SET PROBLEM —
Give the number of lines containing the word "ilgili" and nothing more.

***** SUPPLIED INFORMATION *****

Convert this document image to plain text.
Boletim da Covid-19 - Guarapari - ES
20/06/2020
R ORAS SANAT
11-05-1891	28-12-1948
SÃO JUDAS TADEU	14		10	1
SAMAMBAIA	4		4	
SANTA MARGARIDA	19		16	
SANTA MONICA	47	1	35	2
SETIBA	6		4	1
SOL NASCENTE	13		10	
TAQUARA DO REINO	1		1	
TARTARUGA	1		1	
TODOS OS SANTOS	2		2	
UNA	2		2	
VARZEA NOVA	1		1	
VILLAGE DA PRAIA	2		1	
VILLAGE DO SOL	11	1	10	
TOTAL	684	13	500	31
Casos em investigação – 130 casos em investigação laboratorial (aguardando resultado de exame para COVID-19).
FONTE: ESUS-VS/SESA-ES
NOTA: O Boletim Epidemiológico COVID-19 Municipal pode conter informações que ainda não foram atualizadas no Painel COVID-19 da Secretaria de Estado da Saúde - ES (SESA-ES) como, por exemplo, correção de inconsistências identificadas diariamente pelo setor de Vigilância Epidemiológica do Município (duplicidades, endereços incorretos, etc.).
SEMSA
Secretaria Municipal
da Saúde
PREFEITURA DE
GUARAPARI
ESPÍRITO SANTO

*****
***** SUPPLIED INFORMATION *****

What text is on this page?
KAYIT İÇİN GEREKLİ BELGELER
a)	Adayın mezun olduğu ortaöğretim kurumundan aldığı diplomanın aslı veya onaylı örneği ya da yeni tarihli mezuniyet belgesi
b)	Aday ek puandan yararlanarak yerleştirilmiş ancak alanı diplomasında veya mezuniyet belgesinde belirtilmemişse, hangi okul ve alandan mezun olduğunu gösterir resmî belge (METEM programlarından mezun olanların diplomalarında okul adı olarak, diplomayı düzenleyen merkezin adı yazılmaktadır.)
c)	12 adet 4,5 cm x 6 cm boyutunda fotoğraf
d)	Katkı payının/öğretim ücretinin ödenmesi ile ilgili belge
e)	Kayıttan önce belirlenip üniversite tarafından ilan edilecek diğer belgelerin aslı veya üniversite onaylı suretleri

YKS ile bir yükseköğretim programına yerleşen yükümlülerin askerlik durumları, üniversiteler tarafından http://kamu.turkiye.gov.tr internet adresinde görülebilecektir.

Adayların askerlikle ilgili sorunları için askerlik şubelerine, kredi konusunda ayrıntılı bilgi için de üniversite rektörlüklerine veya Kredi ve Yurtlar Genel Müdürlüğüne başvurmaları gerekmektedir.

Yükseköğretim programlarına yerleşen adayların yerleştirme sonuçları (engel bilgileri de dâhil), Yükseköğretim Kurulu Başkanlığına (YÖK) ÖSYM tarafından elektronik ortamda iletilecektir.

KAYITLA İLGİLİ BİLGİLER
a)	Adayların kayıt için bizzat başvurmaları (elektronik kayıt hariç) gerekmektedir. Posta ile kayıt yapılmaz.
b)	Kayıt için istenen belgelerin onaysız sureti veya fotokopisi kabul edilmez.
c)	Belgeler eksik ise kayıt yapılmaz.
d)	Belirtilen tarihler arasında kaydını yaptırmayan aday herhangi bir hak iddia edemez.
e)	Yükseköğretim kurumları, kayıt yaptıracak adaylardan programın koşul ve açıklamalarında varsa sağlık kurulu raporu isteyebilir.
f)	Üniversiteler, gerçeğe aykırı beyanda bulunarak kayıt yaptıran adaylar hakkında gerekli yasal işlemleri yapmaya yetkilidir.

*****

SOLUTION —
2